## Data supplied
================================

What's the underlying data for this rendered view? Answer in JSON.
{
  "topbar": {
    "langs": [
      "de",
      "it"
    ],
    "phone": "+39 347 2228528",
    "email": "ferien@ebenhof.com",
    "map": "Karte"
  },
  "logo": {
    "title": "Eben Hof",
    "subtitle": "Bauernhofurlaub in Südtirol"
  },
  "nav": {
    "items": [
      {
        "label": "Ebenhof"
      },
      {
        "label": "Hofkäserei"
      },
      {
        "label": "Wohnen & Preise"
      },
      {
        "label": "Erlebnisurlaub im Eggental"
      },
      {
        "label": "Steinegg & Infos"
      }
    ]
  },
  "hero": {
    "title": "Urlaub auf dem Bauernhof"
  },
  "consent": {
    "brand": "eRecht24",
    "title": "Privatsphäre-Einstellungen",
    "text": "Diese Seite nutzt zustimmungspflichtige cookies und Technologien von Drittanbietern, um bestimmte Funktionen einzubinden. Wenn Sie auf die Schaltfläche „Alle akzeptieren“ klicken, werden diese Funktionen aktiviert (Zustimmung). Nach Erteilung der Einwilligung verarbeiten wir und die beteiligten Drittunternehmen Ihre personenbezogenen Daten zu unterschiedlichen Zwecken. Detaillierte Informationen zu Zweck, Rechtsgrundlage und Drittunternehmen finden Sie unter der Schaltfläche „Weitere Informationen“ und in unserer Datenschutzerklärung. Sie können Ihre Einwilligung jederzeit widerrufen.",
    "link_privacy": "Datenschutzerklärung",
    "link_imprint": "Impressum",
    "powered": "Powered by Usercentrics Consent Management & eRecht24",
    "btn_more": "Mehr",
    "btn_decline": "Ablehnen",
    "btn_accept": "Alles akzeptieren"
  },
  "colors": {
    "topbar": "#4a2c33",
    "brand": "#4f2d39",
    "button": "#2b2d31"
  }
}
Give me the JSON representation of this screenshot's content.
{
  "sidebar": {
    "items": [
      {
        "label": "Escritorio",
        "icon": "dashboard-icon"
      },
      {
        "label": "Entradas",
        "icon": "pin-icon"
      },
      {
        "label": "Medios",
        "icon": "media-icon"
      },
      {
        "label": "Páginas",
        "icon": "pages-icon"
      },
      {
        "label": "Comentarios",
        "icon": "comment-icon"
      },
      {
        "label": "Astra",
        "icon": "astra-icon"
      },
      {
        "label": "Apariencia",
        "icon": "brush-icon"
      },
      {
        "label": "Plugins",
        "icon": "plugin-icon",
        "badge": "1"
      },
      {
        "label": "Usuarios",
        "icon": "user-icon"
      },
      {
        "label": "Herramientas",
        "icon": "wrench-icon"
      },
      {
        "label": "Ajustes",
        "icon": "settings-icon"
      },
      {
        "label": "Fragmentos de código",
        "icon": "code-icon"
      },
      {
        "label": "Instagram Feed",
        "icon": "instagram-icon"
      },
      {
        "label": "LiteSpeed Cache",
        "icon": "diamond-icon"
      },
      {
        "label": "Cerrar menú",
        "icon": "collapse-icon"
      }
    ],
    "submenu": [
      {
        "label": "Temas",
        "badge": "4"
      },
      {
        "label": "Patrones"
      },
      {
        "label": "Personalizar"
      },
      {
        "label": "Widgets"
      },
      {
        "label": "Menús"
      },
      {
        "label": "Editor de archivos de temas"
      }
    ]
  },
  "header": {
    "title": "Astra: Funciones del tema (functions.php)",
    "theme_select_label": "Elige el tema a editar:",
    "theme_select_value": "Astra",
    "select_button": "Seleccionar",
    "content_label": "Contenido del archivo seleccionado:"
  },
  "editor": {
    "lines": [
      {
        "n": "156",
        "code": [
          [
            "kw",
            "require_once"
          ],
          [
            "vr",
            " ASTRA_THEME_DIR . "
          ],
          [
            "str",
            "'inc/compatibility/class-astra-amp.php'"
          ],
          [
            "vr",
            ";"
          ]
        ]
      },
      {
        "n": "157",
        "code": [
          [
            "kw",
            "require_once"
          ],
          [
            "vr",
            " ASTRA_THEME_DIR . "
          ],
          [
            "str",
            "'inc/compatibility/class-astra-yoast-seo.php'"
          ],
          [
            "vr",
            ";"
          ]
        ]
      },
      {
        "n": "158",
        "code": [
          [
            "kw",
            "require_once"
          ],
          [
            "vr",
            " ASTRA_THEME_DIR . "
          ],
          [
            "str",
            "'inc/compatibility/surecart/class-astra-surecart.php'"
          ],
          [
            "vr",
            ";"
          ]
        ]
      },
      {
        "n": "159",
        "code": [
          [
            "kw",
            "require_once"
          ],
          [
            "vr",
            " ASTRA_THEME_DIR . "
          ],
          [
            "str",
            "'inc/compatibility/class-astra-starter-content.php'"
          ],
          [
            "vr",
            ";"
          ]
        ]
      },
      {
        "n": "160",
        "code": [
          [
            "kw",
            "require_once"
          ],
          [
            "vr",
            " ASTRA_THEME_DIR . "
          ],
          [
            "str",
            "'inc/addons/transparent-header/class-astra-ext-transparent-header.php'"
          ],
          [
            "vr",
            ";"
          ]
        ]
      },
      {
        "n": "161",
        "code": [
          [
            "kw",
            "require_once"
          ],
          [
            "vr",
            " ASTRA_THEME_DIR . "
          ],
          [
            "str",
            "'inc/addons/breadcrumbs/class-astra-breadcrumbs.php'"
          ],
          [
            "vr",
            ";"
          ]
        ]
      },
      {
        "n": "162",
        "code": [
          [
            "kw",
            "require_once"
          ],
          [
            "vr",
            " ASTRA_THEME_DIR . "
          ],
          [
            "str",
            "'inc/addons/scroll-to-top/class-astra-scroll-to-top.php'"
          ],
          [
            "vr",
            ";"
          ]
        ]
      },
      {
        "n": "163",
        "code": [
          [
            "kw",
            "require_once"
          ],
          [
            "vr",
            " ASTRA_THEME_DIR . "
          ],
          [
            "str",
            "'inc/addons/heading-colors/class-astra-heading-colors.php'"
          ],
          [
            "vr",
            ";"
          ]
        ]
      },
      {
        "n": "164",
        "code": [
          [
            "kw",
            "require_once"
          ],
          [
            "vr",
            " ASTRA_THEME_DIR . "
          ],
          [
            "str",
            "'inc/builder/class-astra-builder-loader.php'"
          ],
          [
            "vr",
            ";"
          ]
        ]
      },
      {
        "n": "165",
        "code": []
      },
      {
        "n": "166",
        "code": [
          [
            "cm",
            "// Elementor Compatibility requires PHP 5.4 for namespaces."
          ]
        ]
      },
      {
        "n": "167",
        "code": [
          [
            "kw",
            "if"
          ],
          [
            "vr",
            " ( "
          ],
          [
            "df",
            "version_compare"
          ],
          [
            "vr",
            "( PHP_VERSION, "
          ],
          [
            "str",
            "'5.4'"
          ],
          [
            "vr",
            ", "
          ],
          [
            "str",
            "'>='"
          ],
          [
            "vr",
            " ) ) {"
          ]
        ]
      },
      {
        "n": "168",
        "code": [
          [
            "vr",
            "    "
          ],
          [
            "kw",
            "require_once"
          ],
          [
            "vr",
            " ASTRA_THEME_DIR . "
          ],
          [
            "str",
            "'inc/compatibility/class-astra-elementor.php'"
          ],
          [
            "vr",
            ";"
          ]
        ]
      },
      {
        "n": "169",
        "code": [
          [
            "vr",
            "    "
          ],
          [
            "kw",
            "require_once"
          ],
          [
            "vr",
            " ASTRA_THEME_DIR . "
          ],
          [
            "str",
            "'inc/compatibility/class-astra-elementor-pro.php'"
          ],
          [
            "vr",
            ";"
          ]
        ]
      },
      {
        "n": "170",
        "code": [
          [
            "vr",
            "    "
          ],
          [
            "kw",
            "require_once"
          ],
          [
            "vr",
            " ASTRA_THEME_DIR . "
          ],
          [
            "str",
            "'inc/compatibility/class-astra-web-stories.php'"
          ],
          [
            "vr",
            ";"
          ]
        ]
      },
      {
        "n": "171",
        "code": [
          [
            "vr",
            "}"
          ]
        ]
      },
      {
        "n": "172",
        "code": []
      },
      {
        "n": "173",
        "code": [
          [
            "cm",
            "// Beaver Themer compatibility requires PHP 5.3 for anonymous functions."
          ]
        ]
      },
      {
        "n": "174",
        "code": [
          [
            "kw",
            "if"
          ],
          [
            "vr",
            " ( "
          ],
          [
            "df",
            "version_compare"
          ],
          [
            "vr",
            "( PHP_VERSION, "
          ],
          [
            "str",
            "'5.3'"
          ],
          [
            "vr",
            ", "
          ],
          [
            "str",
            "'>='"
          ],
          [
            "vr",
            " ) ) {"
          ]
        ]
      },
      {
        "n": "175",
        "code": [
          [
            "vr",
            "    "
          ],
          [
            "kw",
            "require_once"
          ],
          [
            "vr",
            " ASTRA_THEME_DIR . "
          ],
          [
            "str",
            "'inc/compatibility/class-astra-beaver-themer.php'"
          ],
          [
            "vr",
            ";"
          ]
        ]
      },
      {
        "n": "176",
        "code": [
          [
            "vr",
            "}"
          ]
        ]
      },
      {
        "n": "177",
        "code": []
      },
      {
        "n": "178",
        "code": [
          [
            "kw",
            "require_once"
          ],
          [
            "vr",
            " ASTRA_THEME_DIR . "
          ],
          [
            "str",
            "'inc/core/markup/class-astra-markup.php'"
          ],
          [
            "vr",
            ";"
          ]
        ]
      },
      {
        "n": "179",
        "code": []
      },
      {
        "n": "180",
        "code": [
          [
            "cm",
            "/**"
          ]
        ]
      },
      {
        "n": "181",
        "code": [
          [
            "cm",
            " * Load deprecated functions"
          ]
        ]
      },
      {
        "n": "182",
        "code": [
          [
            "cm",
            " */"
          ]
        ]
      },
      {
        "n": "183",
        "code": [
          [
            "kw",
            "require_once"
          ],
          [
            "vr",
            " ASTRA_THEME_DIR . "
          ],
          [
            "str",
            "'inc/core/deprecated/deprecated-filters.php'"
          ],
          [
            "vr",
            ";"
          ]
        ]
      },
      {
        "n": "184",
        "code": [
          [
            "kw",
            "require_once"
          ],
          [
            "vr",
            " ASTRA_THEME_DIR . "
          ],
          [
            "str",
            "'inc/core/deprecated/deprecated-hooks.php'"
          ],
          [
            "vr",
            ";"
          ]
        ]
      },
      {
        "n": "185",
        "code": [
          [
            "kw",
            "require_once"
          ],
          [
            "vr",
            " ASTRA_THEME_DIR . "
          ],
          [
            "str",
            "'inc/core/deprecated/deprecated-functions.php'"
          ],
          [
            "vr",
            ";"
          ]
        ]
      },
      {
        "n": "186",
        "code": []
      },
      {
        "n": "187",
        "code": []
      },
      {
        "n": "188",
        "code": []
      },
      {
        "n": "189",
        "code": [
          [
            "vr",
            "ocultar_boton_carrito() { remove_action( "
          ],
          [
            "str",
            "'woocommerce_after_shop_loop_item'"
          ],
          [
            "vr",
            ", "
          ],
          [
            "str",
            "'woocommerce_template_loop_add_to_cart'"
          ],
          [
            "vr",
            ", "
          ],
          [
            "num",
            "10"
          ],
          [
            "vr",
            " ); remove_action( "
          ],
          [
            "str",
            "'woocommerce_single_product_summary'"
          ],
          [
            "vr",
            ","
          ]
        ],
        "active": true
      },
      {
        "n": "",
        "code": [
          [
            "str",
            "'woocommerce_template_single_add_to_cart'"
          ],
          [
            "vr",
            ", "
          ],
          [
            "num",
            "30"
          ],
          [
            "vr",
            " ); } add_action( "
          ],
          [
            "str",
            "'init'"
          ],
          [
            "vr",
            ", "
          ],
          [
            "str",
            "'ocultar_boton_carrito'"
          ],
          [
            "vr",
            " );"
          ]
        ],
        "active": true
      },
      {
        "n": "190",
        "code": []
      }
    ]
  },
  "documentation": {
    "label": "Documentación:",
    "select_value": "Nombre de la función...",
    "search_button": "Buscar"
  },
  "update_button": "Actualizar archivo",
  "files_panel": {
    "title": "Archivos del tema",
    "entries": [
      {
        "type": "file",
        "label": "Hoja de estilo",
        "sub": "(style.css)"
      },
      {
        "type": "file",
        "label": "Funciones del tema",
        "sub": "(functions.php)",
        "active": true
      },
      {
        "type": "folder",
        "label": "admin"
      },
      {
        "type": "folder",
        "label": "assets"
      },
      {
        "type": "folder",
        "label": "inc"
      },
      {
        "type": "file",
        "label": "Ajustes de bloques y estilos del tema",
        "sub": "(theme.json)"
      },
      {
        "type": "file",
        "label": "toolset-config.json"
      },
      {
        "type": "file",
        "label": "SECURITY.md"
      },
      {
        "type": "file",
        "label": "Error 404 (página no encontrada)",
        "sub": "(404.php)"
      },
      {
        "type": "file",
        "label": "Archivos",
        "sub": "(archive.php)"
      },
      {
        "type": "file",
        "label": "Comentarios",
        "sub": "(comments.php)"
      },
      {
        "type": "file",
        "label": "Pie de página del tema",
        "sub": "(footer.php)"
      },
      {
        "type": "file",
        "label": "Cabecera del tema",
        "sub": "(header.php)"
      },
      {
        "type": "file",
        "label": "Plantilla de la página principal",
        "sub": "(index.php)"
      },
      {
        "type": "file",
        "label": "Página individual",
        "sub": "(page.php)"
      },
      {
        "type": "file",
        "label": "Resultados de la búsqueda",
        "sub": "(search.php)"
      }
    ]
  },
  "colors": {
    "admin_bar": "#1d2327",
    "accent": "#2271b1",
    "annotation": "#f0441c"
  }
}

================================

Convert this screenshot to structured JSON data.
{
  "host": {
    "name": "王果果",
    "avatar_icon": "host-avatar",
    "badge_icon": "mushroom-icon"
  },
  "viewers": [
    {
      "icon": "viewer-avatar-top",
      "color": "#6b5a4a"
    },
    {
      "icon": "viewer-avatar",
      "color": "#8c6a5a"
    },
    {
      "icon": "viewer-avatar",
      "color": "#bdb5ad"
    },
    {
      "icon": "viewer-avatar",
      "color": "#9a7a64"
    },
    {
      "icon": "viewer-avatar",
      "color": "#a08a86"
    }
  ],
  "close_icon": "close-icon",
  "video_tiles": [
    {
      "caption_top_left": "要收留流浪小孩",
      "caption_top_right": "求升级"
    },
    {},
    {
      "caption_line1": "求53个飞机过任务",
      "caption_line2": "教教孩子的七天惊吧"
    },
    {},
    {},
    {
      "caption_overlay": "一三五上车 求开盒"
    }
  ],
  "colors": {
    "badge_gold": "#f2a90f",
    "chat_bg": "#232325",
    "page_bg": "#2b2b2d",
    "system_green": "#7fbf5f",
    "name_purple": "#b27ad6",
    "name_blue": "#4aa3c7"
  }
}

================================

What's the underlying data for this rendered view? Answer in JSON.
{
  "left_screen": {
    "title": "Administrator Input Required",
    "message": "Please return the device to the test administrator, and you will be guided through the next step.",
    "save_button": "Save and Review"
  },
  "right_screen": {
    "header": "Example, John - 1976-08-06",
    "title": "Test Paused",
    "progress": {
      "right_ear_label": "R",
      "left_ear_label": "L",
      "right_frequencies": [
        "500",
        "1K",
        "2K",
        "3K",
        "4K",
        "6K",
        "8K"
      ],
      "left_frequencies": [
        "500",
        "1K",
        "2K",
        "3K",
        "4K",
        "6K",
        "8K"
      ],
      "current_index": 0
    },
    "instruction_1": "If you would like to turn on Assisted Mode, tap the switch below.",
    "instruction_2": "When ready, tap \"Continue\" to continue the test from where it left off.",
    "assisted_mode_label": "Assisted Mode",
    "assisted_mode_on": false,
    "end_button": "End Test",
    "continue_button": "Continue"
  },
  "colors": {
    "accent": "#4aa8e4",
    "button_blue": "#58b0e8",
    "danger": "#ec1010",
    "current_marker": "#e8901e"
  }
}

================================

## Task directions
Show every line of the records above that contains the word "addons".

## The reply
            "'inc/addons/transparent-header/class-astra-ext-transparent-header.php'"
            "'inc/addons/breadcrumbs/class-astra-breadcrumbs.php'"
            "'inc/addons/scroll-to-top/class-astra-scroll-to-top.php'"
            "'inc/addons/heading-colors/class-astra-heading-colors.php'"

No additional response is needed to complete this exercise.